* **EXCERPT TO READ**:
The Epstein Becker Green team is providing strategic advice and the legal services necessary to establish and operationalize the CBOs’ new collective organizational structure. Specifically, we provide advice and services relating to the CBOs’ corporate, governance, and committee structure, membership rights and responsibilities, policies and procedures, compliance activities, funds flow, IT and data management, privacy and security, managed care agreements, and payment methodologies. Successful navigation of the complex health care regulatory environment is, of course, essential to the client’s ability to achieve its mission.

Epstein Becker Green is also working with the designers of the “pathways hub” model on how the initiative should be organized in other states around the United States. Epstein Becker Green and its clients are trailblazing here—adapting health care organizational structures and devising novel financing schemes to hopefully achieve groundbreaking improvements in community health.

The Epstein Becker Green team is led by Arthur J. Fried and includes Alison M. Wolf and Jonathan Salm.

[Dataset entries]
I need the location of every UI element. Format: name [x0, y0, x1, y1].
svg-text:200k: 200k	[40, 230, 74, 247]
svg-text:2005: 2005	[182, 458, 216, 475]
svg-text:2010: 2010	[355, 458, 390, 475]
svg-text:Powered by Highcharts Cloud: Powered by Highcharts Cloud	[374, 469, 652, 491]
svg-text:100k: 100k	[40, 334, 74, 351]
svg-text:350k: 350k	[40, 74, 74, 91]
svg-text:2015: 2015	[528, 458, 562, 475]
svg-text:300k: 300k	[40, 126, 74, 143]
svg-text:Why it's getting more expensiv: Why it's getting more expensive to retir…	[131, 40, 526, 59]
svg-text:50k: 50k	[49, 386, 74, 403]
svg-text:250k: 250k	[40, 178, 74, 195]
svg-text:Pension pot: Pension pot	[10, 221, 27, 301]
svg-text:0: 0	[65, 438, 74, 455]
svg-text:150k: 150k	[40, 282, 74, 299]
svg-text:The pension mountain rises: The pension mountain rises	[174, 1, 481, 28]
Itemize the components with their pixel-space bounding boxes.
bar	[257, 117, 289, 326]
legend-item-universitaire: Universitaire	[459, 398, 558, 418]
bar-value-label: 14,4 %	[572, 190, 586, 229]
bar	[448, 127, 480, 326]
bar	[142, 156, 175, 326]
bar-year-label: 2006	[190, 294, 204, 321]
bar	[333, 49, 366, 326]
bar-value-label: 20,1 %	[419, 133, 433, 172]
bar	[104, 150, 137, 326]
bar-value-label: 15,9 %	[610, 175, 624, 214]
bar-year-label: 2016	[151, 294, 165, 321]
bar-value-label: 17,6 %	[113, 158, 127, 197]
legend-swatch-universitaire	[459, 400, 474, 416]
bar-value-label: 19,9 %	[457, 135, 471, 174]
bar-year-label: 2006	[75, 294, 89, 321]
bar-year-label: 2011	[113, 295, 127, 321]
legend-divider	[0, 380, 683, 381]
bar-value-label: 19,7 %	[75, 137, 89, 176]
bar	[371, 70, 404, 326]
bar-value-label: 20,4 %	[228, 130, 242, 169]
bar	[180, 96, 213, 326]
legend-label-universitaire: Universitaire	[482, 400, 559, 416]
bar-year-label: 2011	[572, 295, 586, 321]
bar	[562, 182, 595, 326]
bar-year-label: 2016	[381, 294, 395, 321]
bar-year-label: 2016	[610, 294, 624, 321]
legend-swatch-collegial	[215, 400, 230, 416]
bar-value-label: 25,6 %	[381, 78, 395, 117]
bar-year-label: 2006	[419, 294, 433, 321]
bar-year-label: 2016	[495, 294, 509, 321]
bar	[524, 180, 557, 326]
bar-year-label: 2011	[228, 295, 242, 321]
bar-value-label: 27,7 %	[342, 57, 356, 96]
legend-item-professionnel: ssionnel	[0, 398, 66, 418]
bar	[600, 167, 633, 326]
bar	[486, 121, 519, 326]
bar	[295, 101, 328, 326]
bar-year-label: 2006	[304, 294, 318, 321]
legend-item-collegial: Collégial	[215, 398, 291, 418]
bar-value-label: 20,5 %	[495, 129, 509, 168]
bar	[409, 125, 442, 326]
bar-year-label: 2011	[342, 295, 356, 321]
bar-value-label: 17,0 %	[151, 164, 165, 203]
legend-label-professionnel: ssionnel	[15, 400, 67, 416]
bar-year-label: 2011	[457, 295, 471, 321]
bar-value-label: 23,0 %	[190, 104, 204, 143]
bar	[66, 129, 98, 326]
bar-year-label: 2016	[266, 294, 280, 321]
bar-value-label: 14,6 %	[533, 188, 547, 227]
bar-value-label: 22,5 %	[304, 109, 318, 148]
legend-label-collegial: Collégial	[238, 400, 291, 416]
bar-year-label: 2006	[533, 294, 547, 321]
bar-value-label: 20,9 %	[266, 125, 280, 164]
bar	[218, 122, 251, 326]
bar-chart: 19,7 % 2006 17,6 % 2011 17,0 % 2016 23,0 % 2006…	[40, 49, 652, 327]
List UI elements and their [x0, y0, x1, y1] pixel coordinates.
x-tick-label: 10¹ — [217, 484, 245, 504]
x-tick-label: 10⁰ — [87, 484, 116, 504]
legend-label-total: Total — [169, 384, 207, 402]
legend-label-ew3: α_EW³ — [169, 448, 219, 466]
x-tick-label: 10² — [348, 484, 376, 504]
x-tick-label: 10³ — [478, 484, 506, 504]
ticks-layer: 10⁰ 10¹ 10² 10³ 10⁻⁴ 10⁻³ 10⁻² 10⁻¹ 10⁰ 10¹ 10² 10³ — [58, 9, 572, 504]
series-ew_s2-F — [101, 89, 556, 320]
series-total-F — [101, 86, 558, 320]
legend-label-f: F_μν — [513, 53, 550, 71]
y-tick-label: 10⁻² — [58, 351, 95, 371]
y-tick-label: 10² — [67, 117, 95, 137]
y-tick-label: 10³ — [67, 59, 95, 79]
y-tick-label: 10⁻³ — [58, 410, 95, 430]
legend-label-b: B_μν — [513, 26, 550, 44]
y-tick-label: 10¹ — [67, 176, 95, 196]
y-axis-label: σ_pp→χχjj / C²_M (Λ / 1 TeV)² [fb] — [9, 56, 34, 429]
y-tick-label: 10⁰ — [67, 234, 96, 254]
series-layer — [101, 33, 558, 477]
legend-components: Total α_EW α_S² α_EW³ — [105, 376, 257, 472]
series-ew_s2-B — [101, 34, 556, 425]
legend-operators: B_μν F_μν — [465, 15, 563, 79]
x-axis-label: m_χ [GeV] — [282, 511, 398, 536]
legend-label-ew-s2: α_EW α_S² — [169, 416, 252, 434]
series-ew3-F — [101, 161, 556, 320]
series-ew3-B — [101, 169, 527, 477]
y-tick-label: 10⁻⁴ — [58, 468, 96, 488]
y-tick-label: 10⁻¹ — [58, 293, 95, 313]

* **COMPLETE THE FOLLOWING**:
1. Copy the part of the Epstein Becker Green excerpt from "Epstein Becker Green is" up to and including "and Jonathan Salm.".
2. In the Epstein Becker Green excerpt, who leads the Epstein Becker Green team?

* **ANSWERS GIVEN**:
1.
Epstein Becker Green is also working with the designers of the “pathways hub” model on how the initiative should be organized in other states around the United States. Epstein Becker Green and its clients are trailblazing here—adapting health care organizational structures and devising novel financing schemes to hopefully achieve groundbreaking improvements in community health.

The Epstein Becker Green team is led by Arthur J. Fried and includes Alison M. Wolf and Jonathan Salm.

2. Arthur J. Fried